### O PEDIDO
Por favor, resuma o parágrafo do texto abaixo que começa com "Indústria Americana (American Factory), o grande vencedor" e mantenha seus fatos principais.

### TEXTO
━━━━
INDÚSTRIA AMERICANA: ASSISTI-VOS!!!
por: Marcísio Moura
Fosse pelas criticas sociais de seus participantes, onde em seus discursos pautaram temas tão caros a nossa sociedade dita “moderna”, ressaltando questões de gênero, raça e até o abate indiscriminado de animais - nas palavras emocionadas de Joaquim Phoenix - a Cerimônia de premiação do Oscar 2020 já teria sido memorável.
Digo, fosse, porque em meio a toda pompa da premiação, que no glamour hollywoodano o ser vale menos do que o ter, o Mundo do Trabalho esteve muito bem representado.
Indústria Americana (American Factory), o grande vencedor da noite na categoria de melhor documentário da premiação, é apresentado numa plataforma de streaming como um conflito cultural, que se apresenta na relação de trabalho entre norte-americanos e chineses.
Mas ao se aventurar nos 110 minutos de duração da película o espectador mais atento reconhece uma crítica à precarização das relações de trabalho, que começa a ser percebido dentro desse dito “conflito cultural”, indo muito mais além.
Afinal, funcionários americanos que trabalham numa empresa chinesa, instalada na cidade de Ohio (EUA), supervisionado por chineses para a produção de vidros automotivos, só poderia dar, no mínimo, num “conflito cultural” realmente.
━━━━
### Itens de dados
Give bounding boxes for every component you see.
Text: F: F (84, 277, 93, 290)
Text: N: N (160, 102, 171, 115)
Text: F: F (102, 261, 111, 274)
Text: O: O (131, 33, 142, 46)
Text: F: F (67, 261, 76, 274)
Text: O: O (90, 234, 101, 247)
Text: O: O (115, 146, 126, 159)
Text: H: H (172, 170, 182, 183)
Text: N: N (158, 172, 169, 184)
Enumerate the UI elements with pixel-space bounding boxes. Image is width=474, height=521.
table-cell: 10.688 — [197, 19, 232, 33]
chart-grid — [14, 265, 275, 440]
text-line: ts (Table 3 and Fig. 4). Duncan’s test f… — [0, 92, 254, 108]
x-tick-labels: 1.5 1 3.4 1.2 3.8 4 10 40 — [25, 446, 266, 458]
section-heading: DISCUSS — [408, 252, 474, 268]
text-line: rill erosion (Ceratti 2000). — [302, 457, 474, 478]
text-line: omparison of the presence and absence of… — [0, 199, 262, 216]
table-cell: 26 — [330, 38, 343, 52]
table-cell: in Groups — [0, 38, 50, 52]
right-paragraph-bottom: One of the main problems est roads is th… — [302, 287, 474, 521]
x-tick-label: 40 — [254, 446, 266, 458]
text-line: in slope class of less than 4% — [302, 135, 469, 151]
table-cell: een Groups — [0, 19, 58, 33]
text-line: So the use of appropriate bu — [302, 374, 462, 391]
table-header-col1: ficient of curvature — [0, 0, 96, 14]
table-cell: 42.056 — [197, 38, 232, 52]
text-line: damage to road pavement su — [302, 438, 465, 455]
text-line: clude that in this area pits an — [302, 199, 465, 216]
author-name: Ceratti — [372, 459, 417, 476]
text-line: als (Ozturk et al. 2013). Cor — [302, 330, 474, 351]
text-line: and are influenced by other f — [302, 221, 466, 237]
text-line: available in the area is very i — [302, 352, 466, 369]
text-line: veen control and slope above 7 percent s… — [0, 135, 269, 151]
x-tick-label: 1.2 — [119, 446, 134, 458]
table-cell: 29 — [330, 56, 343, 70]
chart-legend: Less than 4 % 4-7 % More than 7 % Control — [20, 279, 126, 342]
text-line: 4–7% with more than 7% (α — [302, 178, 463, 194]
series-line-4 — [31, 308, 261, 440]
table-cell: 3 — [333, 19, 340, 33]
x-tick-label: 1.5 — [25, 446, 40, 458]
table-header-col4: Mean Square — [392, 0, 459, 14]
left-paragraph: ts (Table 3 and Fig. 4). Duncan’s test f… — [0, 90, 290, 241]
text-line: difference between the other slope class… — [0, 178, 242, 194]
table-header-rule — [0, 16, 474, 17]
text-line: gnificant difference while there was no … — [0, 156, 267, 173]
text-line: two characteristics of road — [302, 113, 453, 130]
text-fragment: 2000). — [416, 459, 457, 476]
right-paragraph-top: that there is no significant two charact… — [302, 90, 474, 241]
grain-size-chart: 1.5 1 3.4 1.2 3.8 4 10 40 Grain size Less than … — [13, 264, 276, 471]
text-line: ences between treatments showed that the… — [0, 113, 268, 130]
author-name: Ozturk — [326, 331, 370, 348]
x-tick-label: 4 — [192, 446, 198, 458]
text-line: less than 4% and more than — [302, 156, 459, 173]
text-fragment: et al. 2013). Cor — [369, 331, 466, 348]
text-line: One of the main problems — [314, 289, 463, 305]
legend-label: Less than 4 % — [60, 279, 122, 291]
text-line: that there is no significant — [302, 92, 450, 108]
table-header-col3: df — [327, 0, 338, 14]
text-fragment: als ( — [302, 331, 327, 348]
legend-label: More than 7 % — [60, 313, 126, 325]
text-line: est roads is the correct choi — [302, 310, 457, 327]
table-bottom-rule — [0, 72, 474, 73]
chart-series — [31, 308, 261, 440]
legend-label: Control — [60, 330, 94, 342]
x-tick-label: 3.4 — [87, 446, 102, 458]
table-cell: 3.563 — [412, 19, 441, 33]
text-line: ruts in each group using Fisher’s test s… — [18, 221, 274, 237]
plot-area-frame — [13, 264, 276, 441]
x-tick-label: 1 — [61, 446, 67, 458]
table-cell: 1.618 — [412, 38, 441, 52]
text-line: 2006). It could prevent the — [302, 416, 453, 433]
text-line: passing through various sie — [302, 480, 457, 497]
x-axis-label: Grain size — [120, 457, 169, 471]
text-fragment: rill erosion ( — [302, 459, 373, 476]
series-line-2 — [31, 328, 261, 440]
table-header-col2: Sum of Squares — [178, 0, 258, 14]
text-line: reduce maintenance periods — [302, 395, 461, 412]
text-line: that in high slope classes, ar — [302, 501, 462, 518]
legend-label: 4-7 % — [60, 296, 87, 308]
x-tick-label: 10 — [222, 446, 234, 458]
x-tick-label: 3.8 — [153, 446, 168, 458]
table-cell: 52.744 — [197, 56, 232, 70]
━━━━
### RESPOSTA COMPLETA
Indústria Americana (American Factory) ganhou o prêmio de melhor documentário. Uma plataforma de streaming o apresenta como um conflito cultural nas relações de trabalho entre norte-americanos e chineses.